WHAT IS NEEDED:
All entries are to be quoted exactly; the images stay out of the copy.

PROVIDED ENTRIES:
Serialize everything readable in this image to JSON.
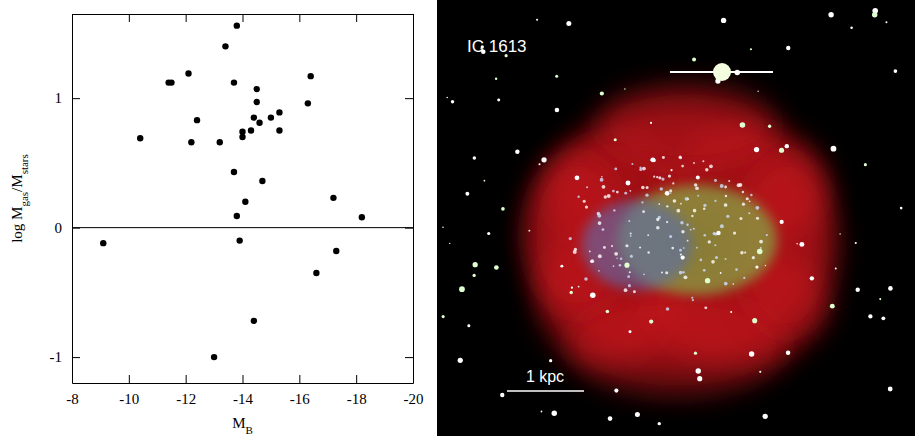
{
  "chart_data": {
    "type": "scatter",
    "xlabel": [
      "M",
      "B"
    ],
    "ylabel": [
      "log M",
      "gas",
      "/M",
      "stars"
    ],
    "x": [
      -9.1,
      -10.4,
      -11.4,
      -11.5,
      -12.1,
      -12.2,
      -12.4,
      -13.0,
      -13.2,
      -13.4,
      -13.7,
      -13.8,
      -13.7,
      -13.8,
      -13.9,
      -14.0,
      -14.0,
      -14.1,
      -14.3,
      -14.4,
      -14.4,
      -14.5,
      -14.5,
      -14.6,
      -14.7,
      -15.0,
      -15.3,
      -15.3,
      -16.3,
      -16.4,
      -16.6,
      -17.2,
      -17.3,
      -18.2
    ],
    "values": [
      -0.12,
      0.69,
      1.12,
      1.12,
      1.19,
      0.66,
      0.83,
      -1.0,
      0.66,
      1.4,
      1.12,
      1.56,
      0.43,
      0.09,
      -0.1,
      0.74,
      0.7,
      0.2,
      0.75,
      0.85,
      -0.72,
      0.97,
      1.07,
      0.81,
      0.36,
      0.85,
      0.89,
      0.75,
      0.96,
      1.17,
      -0.35,
      0.23,
      -0.18,
      0.08
    ],
    "color": "#000000",
    "marker": "circle",
    "xlim": [
      -8,
      -20
    ],
    "xticks": [
      -8,
      -10,
      -12,
      -14,
      -16,
      -18,
      -20
    ],
    "ylim": [
      -1.2,
      1.65
    ],
    "yticks": [
      -1,
      0,
      1
    ],
    "hline": 0,
    "grid": false
  },
  "image_panel": {
    "label": "IC 1613",
    "scale_label": "1 kpc"
  }
}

ANSWER TO THE EXERCISE:
Serialize everything readable in this image to JSON.
{
  "chart_data": {
    "type": "scatter",
    "xlabel": [
      "M",
      "B"
    ],
    "ylabel": [
      "log M",
      "gas",
      "/M",
      "stars"
    ],
    "x": [
      -9.1,
      -10.4,
      -11.4,
      -11.5,
      -12.1,
      -12.2,
      -12.4,
      -13.0,
      -13.2,
      -13.4,
      -13.7,
      -13.8,
      -13.7,
      -13.8,
      -13.9,
      -14.0,
      -14.0,
      -14.1,
      -14.3,
      -14.4,
      -14.4,
      -14.5,
      -14.5,
      -14.6,
      -14.7,
      -15.0,
      -15.3,
      -15.3,
      -16.3,
      -16.4,
      -16.6,
      -17.2,
      -17.3,
      -18.2
    ],
    "values": [
      -0.12,
      0.69,
      1.12,
      1.12,
      1.19,
      0.66,
      0.83,
      -1.0,
      0.66,
      1.4,
      1.12,
      1.56,
      0.43,
      0.09,
      -0.1,
      0.74,
      0.7,
      0.2,
      0.75,
      0.85,
      -0.72,
      0.97,
      1.07,
      0.81,
      0.36,
      0.85,
      0.89,
      0.75,
      0.96,
      1.17,
      -0.35,
      0.23,
      -0.18,
      0.08
    ],
    "color": "#000000",
    "marker": "circle",
    "xlim": [
      -8,
      -20
    ],
    "xticks": [
      -8,
      -10,
      -12,
      -14,
      -16,
      -18,
      -20
    ],
    "ylim": [
      -1.2,
      1.65
    ],
    "yticks": [
      -1,
      0,
      1
    ],
    "hline": 0,
    "grid": false
  },
  "image_panel": {
    "label": "IC 1613",
    "scale_label": "1 kpc"
  }
}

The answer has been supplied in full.